--- WHAT THIS TASK INVOLVES ---
Reproduce all lines of the listing below in which the word "Svinc" occurs.

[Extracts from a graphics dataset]
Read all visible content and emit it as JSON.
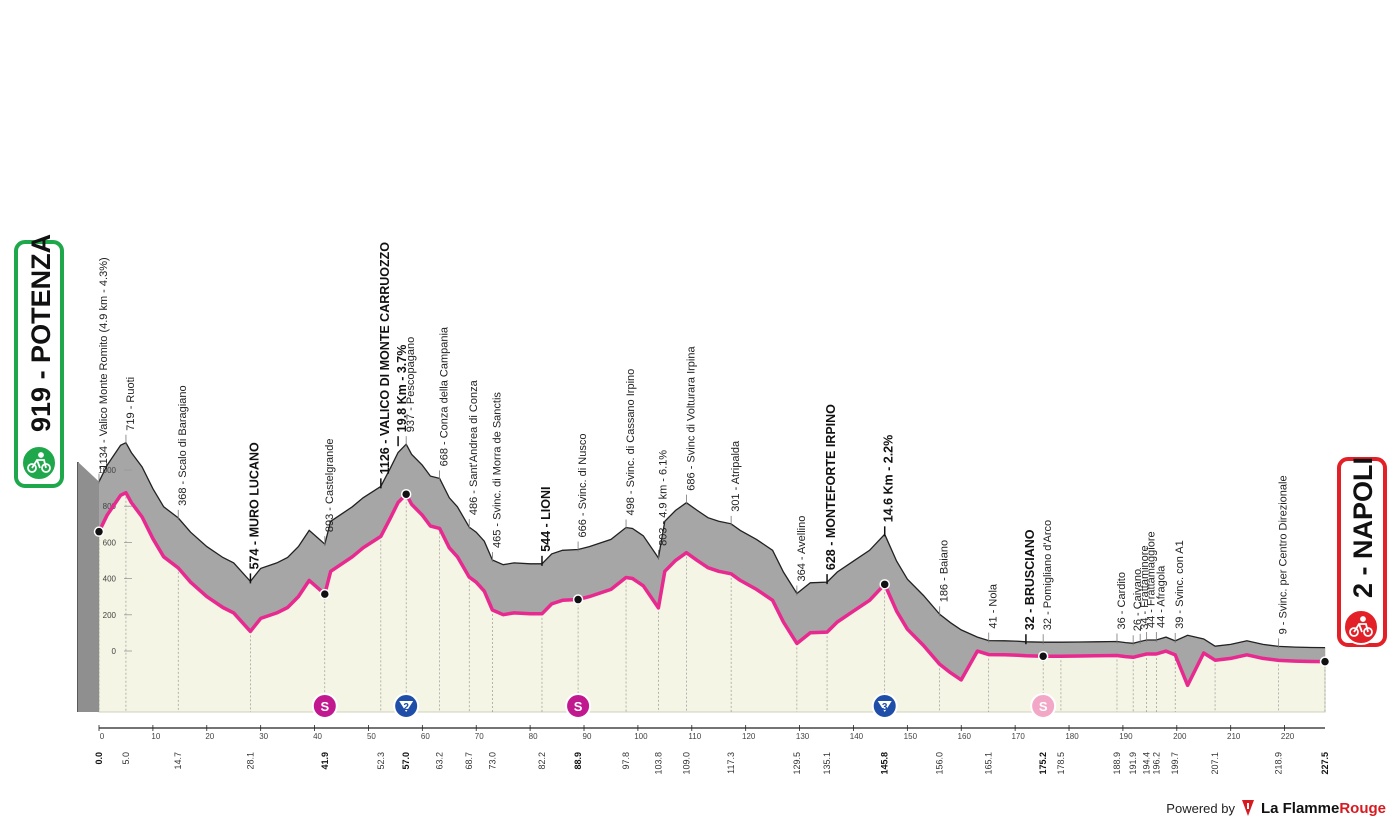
{
  "start": {
    "elevation": "919",
    "name": "POTENZA"
  },
  "finish": {
    "elevation": "2",
    "name": "NAPOLI"
  },
  "chart_data": {
    "type": "area",
    "xlabel": "",
    "ylabel": "",
    "xlim": [
      0,
      227.5
    ],
    "ylim": [
      0,
      1000
    ],
    "yticks": [
      0,
      200,
      400,
      600,
      800,
      1000
    ],
    "xticks": [
      0,
      10,
      20,
      30,
      40,
      50,
      60,
      70,
      80,
      90,
      100,
      110,
      120,
      130,
      140,
      150,
      160,
      170,
      180,
      190,
      200,
      210,
      220
    ],
    "km_markers": [
      {
        "km": "0.0",
        "major": true
      },
      {
        "km": "5.0"
      },
      {
        "km": "14.7"
      },
      {
        "km": "28.1"
      },
      {
        "km": "41.9",
        "major": true
      },
      {
        "km": "52.3"
      },
      {
        "km": "57.0",
        "major": true
      },
      {
        "km": "63.2"
      },
      {
        "km": "68.7"
      },
      {
        "km": "73.0"
      },
      {
        "km": "82.2"
      },
      {
        "km": "88.9",
        "major": true
      },
      {
        "km": "97.8"
      },
      {
        "km": "103.8"
      },
      {
        "km": "109.0"
      },
      {
        "km": "117.3"
      },
      {
        "km": "129.5"
      },
      {
        "km": "135.1"
      },
      {
        "km": "145.8",
        "major": true
      },
      {
        "km": "156.0"
      },
      {
        "km": "165.1"
      },
      {
        "km": "175.2",
        "major": true
      },
      {
        "km": "178.5"
      },
      {
        "km": "188.9"
      },
      {
        "km": "191.9"
      },
      {
        "km": "194.4"
      },
      {
        "km": "196.2"
      },
      {
        "km": "199.7"
      },
      {
        "km": "207.1"
      },
      {
        "km": "218.9"
      },
      {
        "km": "227.5",
        "major": true
      }
    ],
    "profile": [
      [
        0,
        919
      ],
      [
        1.5,
        1010
      ],
      [
        4,
        1120
      ],
      [
        5,
        1134
      ],
      [
        6,
        1080
      ],
      [
        8,
        1000
      ],
      [
        10,
        880
      ],
      [
        12,
        780
      ],
      [
        14.7,
        719
      ],
      [
        17,
        640
      ],
      [
        20,
        560
      ],
      [
        23,
        500
      ],
      [
        25,
        470
      ],
      [
        28.1,
        368
      ],
      [
        30,
        440
      ],
      [
        33,
        470
      ],
      [
        35,
        500
      ],
      [
        37,
        560
      ],
      [
        39,
        650
      ],
      [
        41.9,
        574
      ],
      [
        43,
        700
      ],
      [
        45,
        740
      ],
      [
        47,
        780
      ],
      [
        49,
        830
      ],
      [
        52.3,
        893
      ],
      [
        54,
        990
      ],
      [
        55.5,
        1080
      ],
      [
        57,
        1126
      ],
      [
        58,
        1070
      ],
      [
        60,
        1010
      ],
      [
        61.5,
        950
      ],
      [
        63.2,
        937
      ],
      [
        65,
        830
      ],
      [
        66.5,
        780
      ],
      [
        68.7,
        668
      ],
      [
        70,
        640
      ],
      [
        71.5,
        590
      ],
      [
        73,
        486
      ],
      [
        75,
        460
      ],
      [
        77,
        470
      ],
      [
        80,
        465
      ],
      [
        82.2,
        465
      ],
      [
        84,
        520
      ],
      [
        86,
        540
      ],
      [
        88.9,
        544
      ],
      [
        91,
        560
      ],
      [
        93,
        580
      ],
      [
        95,
        600
      ],
      [
        97.8,
        666
      ],
      [
        99,
        660
      ],
      [
        101,
        620
      ],
      [
        103.8,
        498
      ],
      [
        105,
        700
      ],
      [
        107,
        760
      ],
      [
        109,
        803
      ],
      [
        111,
        760
      ],
      [
        113,
        720
      ],
      [
        115,
        700
      ],
      [
        117.3,
        686
      ],
      [
        119,
        650
      ],
      [
        122,
        600
      ],
      [
        125,
        540
      ],
      [
        127,
        420
      ],
      [
        129.5,
        301
      ],
      [
        132,
        360
      ],
      [
        135.1,
        364
      ],
      [
        137,
        420
      ],
      [
        140,
        480
      ],
      [
        143,
        540
      ],
      [
        145.8,
        628
      ],
      [
        148,
        480
      ],
      [
        150,
        380
      ],
      [
        153,
        290
      ],
      [
        156,
        186
      ],
      [
        158,
        140
      ],
      [
        160,
        100
      ],
      [
        163,
        60
      ],
      [
        165.1,
        41
      ],
      [
        168,
        40
      ],
      [
        170,
        38
      ],
      [
        172,
        34
      ],
      [
        175.2,
        32
      ],
      [
        178.5,
        32
      ],
      [
        182,
        33
      ],
      [
        185,
        34
      ],
      [
        188.9,
        36
      ],
      [
        190.5,
        30
      ],
      [
        191.9,
        26
      ],
      [
        193,
        34
      ],
      [
        194.4,
        44
      ],
      [
        196.2,
        44
      ],
      [
        198,
        60
      ],
      [
        199.7,
        39
      ],
      [
        202,
        70
      ],
      [
        205,
        50
      ],
      [
        207.1,
        10
      ],
      [
        210,
        20
      ],
      [
        213,
        40
      ],
      [
        216,
        20
      ],
      [
        218.9,
        9
      ],
      [
        222,
        5
      ],
      [
        225,
        3
      ],
      [
        227.5,
        2
      ]
    ],
    "points": [
      {
        "km": 0,
        "alt": 919,
        "label": "1134 - Valico Monte Romito (4.9 km - 4.3%)"
      },
      {
        "km": 5,
        "alt": 1134,
        "label": "719 - Ruoti"
      },
      {
        "km": 14.7,
        "alt": 719,
        "label": "368 - Scalo di Baragiano"
      },
      {
        "km": 28.1,
        "alt": 368,
        "label": "574 - MURO LUCANO",
        "major": true
      },
      {
        "km": 41.9,
        "alt": 574,
        "label": "893 - Castelgrande"
      },
      {
        "km": 52.3,
        "alt": 893,
        "label": "1126 - VALICO DI MONTE CARRUOZZO",
        "major": true
      },
      {
        "km": 55.5,
        "alt": 1126,
        "label": "19.8 Km - 3.7%",
        "major": true
      },
      {
        "km": 57,
        "alt": 1126,
        "label": "937 - Pescopagano"
      },
      {
        "km": 63.2,
        "alt": 937,
        "label": "668 - Conza della Campania"
      },
      {
        "km": 68.7,
        "alt": 668,
        "label": "486 - Sant'Andrea di Conza"
      },
      {
        "km": 73,
        "alt": 486,
        "label": "465 - Svinc. di Morra de Sanctis"
      },
      {
        "km": 82.2,
        "alt": 465,
        "label": "544 - LIONI",
        "major": true
      },
      {
        "km": 88.9,
        "alt": 544,
        "label": "666 - Svinc. di Nusco"
      },
      {
        "km": 97.8,
        "alt": 666,
        "label": "498 - Svinc. di Cassano Irpino"
      },
      {
        "km": 103.8,
        "alt": 498,
        "label": "803 - 4.9 km - 6.1%"
      },
      {
        "km": 109,
        "alt": 803,
        "label": "686 - Svinc di Volturara Irpina"
      },
      {
        "km": 117.3,
        "alt": 686,
        "label": "301 - Atripalda"
      },
      {
        "km": 129.5,
        "alt": 301,
        "label": "364 - Avellino"
      },
      {
        "km": 135.1,
        "alt": 364,
        "label": "628 - MONTEFORTE IRPINO",
        "major": true
      },
      {
        "km": 145.8,
        "alt": 628,
        "label": "14.6 Km - 2.2%",
        "major": true
      },
      {
        "km": 156,
        "alt": 186,
        "label": "186 - Baiano"
      },
      {
        "km": 165.1,
        "alt": 41,
        "label": "41 - Nola"
      },
      {
        "km": 172,
        "alt": 32,
        "label": "32 - BRUSCIANO",
        "major": true
      },
      {
        "km": 175.2,
        "alt": 32,
        "label": "32 - Pomigliano d'Arco"
      },
      {
        "km": 188.9,
        "alt": 36,
        "label": "36 - Cardito"
      },
      {
        "km": 191.9,
        "alt": 26,
        "label": "26 - Caivano"
      },
      {
        "km": 193.2,
        "alt": 34,
        "label": "34 - Frattaminore"
      },
      {
        "km": 194.4,
        "alt": 44,
        "label": "44 - Frattamaggiore"
      },
      {
        "km": 196.2,
        "alt": 44,
        "label": "44 - Afragola"
      },
      {
        "km": 199.7,
        "alt": 39,
        "label": "39 - Svinc. con A1"
      },
      {
        "km": 218.9,
        "alt": 9,
        "label": "9 - Svinc. per Centro Direzionale"
      }
    ],
    "sprints": [
      {
        "km": 41.9,
        "type": "intermediate",
        "letter": "S",
        "color": "#c2188f"
      },
      {
        "km": 57.0,
        "type": "climb",
        "letter": "2",
        "color": "#1f4ea8"
      },
      {
        "km": 88.9,
        "type": "intermediate",
        "letter": "S",
        "color": "#c2188f"
      },
      {
        "km": 145.8,
        "type": "climb",
        "letter": "3",
        "color": "#1f4ea8"
      },
      {
        "km": 175.2,
        "type": "intermediate",
        "letter": "S",
        "color": "#f2a7c6"
      }
    ],
    "colors": {
      "profile_fill": "#f4f5e4",
      "relief_fill": "#a6a6a6",
      "route_line": "#e8298f",
      "start_badge": "#1ea84b",
      "finish_badge": "#e32027"
    }
  },
  "footer": {
    "powered_by": "Powered by",
    "brand_a": "La Flamme",
    "brand_b": "Rouge"
  }
}
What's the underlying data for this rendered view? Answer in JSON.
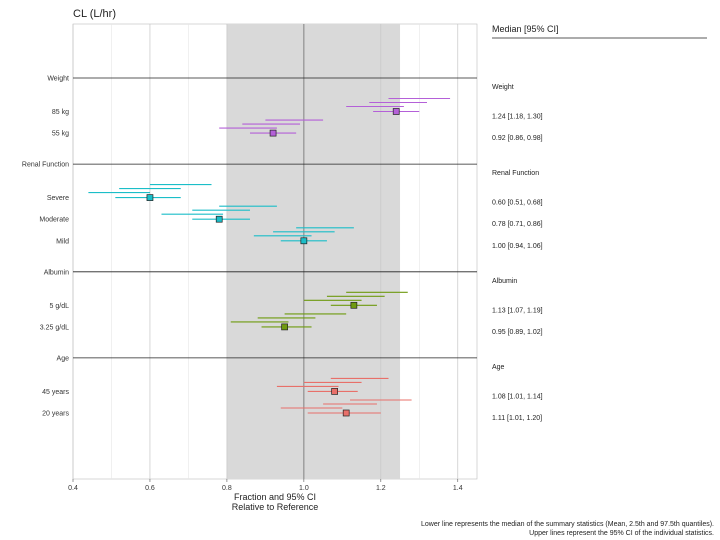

--- ANSWER BELOW ---
        "label": "465 - Svinc. di Morra de Sanctis"
        "label": "666 - Svinc. di Nusco"
        "label": "498 - Svinc. di Cassano Irpino"
        "label": "686 - Svinc di Volturara Irpina"
        "label": "39 - Svinc. con A1"
        "label": "9 - Svinc. per Centro Direzionale"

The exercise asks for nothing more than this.